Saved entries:

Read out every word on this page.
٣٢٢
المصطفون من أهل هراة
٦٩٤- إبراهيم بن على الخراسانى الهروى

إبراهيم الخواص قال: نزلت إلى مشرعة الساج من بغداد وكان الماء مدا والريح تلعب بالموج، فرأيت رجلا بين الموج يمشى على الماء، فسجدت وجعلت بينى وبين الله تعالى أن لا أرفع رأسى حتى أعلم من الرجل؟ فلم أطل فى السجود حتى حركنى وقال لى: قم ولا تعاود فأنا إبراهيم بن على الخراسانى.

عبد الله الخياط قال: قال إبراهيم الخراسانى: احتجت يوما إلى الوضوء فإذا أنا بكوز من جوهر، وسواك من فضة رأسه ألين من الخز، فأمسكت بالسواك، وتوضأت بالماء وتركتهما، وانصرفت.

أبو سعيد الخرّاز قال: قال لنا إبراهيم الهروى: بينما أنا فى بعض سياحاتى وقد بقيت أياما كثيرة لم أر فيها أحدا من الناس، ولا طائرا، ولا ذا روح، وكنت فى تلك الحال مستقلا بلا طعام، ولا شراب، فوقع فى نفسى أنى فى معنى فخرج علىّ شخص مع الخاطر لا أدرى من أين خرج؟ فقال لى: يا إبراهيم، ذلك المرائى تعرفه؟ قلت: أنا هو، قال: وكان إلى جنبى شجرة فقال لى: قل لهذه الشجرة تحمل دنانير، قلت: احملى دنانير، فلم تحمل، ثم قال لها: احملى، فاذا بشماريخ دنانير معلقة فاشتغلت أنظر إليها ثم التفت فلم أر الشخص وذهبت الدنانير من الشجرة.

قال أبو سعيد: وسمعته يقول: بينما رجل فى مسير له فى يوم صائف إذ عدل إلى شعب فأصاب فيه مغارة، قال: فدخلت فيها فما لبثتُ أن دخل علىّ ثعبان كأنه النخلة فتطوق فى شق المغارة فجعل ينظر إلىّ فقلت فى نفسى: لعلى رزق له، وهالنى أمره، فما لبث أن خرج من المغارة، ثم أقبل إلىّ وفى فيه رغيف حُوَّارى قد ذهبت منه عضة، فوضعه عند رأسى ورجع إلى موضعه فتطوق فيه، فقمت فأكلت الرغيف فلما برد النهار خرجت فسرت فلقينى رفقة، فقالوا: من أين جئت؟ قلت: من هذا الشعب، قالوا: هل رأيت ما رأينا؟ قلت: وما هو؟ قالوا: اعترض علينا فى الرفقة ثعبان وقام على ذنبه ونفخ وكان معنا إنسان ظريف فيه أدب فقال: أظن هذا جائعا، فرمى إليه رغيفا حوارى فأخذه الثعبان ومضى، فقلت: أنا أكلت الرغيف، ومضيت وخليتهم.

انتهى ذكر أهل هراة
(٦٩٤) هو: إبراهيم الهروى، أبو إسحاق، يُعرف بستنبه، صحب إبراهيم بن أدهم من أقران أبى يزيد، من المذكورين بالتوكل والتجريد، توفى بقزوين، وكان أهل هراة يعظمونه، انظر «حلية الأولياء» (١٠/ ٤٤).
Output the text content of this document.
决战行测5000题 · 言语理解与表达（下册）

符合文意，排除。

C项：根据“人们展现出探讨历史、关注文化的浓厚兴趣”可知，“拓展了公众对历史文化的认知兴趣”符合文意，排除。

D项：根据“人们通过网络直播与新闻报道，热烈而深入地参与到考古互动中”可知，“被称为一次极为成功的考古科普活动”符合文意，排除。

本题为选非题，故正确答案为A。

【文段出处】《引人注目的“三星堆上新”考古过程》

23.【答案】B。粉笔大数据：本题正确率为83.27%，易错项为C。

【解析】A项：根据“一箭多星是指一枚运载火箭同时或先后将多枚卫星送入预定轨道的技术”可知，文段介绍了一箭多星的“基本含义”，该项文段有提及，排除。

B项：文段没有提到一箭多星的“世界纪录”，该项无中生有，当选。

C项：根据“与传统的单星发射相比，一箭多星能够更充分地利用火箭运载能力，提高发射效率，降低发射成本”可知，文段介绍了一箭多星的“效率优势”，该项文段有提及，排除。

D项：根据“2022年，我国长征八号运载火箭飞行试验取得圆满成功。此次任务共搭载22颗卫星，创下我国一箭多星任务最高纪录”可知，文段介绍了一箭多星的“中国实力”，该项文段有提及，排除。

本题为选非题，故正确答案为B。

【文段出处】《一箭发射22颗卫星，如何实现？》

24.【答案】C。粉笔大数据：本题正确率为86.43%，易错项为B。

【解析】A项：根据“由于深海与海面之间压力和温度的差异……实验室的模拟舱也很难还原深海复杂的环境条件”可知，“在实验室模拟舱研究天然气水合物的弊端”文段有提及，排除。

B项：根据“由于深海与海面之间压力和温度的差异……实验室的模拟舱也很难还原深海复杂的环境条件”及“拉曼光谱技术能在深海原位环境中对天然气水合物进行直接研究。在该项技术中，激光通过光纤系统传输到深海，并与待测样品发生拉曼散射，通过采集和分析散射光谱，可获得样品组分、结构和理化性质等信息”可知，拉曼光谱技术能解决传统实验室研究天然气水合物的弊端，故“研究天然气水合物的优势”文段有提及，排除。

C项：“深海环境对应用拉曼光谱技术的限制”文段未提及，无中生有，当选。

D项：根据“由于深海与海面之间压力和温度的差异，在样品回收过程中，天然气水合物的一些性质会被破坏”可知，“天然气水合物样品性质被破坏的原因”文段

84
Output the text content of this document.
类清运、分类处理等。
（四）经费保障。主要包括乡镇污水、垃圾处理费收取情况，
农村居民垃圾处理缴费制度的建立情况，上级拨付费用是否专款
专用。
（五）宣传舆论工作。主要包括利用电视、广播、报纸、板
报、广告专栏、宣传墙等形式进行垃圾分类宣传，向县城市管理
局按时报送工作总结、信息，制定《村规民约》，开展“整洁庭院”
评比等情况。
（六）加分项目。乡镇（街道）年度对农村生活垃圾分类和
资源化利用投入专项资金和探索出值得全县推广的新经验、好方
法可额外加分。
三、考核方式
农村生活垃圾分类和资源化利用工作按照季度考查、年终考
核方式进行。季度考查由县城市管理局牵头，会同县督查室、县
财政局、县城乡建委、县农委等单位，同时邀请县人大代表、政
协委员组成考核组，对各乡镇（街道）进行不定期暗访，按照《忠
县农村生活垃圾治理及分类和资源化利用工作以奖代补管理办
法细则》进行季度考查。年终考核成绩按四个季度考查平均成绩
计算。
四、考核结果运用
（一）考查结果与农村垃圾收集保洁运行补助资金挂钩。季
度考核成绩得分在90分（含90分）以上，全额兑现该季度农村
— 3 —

Prompt:
Please quote the data above in full, with no line missing.

Full response:
Read out every word on this page.
٣٢٢
المصطفون من أهل هراة
٦٩٤- إبراهيم بن على الخراسانى الهروى

إبراهيم الخواص قال: نزلت إلى مشرعة الساج من بغداد وكان الماء مدا والريح تلعب بالموج، فرأيت رجلا بين الموج يمشى على الماء، فسجدت وجعلت بينى وبين الله تعالى أن لا أرفع رأسى حتى أعلم من الرجل؟ فلم أطل فى السجود حتى حركنى وقال لى: قم ولا تعاود فأنا إبراهيم بن على الخراسانى.

عبد الله الخياط قال: قال إبراهيم الخراسانى: احتجت يوما إلى الوضوء فإذا أنا بكوز من جوهر، وسواك من فضة رأسه ألين من الخز، فأمسكت بالسواك، وتوضأت بالماء وتركتهما، وانصرفت.

أبو سعيد الخرّاز قال: قال لنا إبراهيم الهروى: بينما أنا فى بعض سياحاتى وقد بقيت أياما كثيرة لم أر فيها أحدا من الناس، ولا طائرا، ولا ذا روح، وكنت فى تلك الحال مستقلا بلا طعام، ولا شراب، فوقع فى نفسى أنى فى معنى فخرج علىّ شخص مع الخاطر لا أدرى من أين خرج؟ فقال لى: يا إبراهيم، ذلك المرائى تعرفه؟ قلت: أنا هو، قال: وكان إلى جنبى شجرة فقال لى: قل لهذه الشجرة تحمل دنانير، قلت: احملى دنانير، فلم تحمل، ثم قال لها: احملى، فاذا بشماريخ دنانير معلقة فاشتغلت أنظر إليها ثم التفت فلم أر الشخص وذهبت الدنانير من الشجرة.

قال أبو سعيد: وسمعته يقول: بينما رجل فى مسير له فى يوم صائف إذ عدل إلى شعب فأصاب فيه مغارة، قال: فدخلت فيها فما لبثتُ أن دخل علىّ ثعبان كأنه النخلة فتطوق فى شق المغارة فجعل ينظر إلىّ فقلت فى نفسى: لعلى رزق له، وهالنى أمره، فما لبث أن خرج من المغارة، ثم أقبل إلىّ وفى فيه رغيف حُوَّارى قد ذهبت منه عضة، فوضعه عند رأسى ورجع إلى موضعه فتطوق فيه، فقمت فأكلت الرغيف فلما برد النهار خرجت فسرت فلقينى رفقة، فقالوا: من أين جئت؟ قلت: من هذا الشعب، قالوا: هل رأيت ما رأينا؟ قلت: وما هو؟ قالوا: اعترض علينا فى الرفقة ثعبان وقام على ذنبه ونفخ وكان معنا إنسان ظريف فيه أدب فقال: أظن هذا جائعا، فرمى إليه رغيفا حوارى فأخذه الثعبان ومضى، فقلت: أنا أكلت الرغيف، ومضيت وخليتهم.

انتهى ذكر أهل هراة
(٦٩٤) هو: إبراهيم الهروى، أبو إسحاق، يُعرف بستنبه، صحب إبراهيم بن أدهم من أقران أبى يزيد، من المذكورين بالتوكل والتجريد، توفى بقزوين، وكان أهل هراة يعظمونه، انظر «حلية الأولياء» (١٠/ ٤٤).
Output the text content of this document.
决战行测5000题 · 言语理解与表达（下册）

符合文意，排除。

C项：根据“人们展现出探讨历史、关注文化的浓厚兴趣”可知，“拓展了公众对历史文化的认知兴趣”符合文意，排除。

D项：根据“人们通过网络直播与新闻报道，热烈而深入地参与到考古互动中”可知，“被称为一次极为成功的考古科普活动”符合文意，排除。

本题为选非题，故正确答案为A。

【文段出处】《引人注目的“三星堆上新”考古过程》

23.【答案】B。粉笔大数据：本题正确率为83.27%，易错项为C。

【解析】A项：根据“一箭多星是指一枚运载火箭同时或先后将多枚卫星送入预定轨道的技术”可知，文段介绍了一箭多星的“基本含义”，该项文段有提及，排除。

B项：文段没有提到一箭多星的“世界纪录”，该项无中生有，当选。

C项：根据“与传统的单星发射相比，一箭多星能够更充分地利用火箭运载能力，提高发射效率，降低发射成本”可知，文段介绍了一箭多星的“效率优势”，该项文段有提及，排除。

D项：根据“2022年，我国长征八号运载火箭飞行试验取得圆满成功。此次任务共搭载22颗卫星，创下我国一箭多星任务最高纪录”可知，文段介绍了一箭多星的“中国实力”，该项文段有提及，排除。

本题为选非题，故正确答案为B。

【文段出处】《一箭发射22颗卫星，如何实现？》

24.【答案】C。粉笔大数据：本题正确率为86.43%，易错项为B。

【解析】A项：根据“由于深海与海面之间压力和温度的差异……实验室的模拟舱也很难还原深海复杂的环境条件”可知，“在实验室模拟舱研究天然气水合物的弊端”文段有提及，排除。

B项：根据“由于深海与海面之间压力和温度的差异……实验室的模拟舱也很难还原深海复杂的环境条件”及“拉曼光谱技术能在深海原位环境中对天然气水合物进行直接研究。在该项技术中，激光通过光纤系统传输到深海，并与待测样品发生拉曼散射，通过采集和分析散射光谱，可获得样品组分、结构和理化性质等信息”可知，拉曼光谱技术能解决传统实验室研究天然气水合物的弊端，故“研究天然气水合物的优势”文段有提及，排除。

C项：“深海环境对应用拉曼光谱技术的限制”文段未提及，无中生有，当选。

D项：根据“由于深海与海面之间压力和温度的差异，在样品回收过程中，天然气水合物的一些性质会被破坏”可知，“天然气水合物样品性质被破坏的原因”文段

84
Output the text content of this document.
类清运、分类处理等。
（四）经费保障。主要包括乡镇污水、垃圾处理费收取情况，
农村居民垃圾处理缴费制度的建立情况，上级拨付费用是否专款
专用。
（五）宣传舆论工作。主要包括利用电视、广播、报纸、板
报、广告专栏、宣传墙等形式进行垃圾分类宣传，向县城市管理
局按时报送工作总结、信息，制定《村规民约》，开展“整洁庭院”
评比等情况。
（六）加分项目。乡镇（街道）年度对农村生活垃圾分类和
资源化利用投入专项资金和探索出值得全县推广的新经验、好方
法可额外加分。
三、考核方式
农村生活垃圾分类和资源化利用工作按照季度考查、年终考
核方式进行。季度考查由县城市管理局牵头，会同县督查室、县
财政局、县城乡建委、县农委等单位，同时邀请县人大代表、政
协委员组成考核组，对各乡镇（街道）进行不定期暗访，按照《忠
县农村生活垃圾治理及分类和资源化利用工作以奖代补管理办
法细则》进行季度考查。年终考核成绩按四个季度考查平均成绩
计算。
四、考核结果运用
（一）考查结果与农村垃圾收集保洁运行补助资金挂钩。季
度考核成绩得分在90分（含90分）以上，全额兑现该季度农村
— 3 —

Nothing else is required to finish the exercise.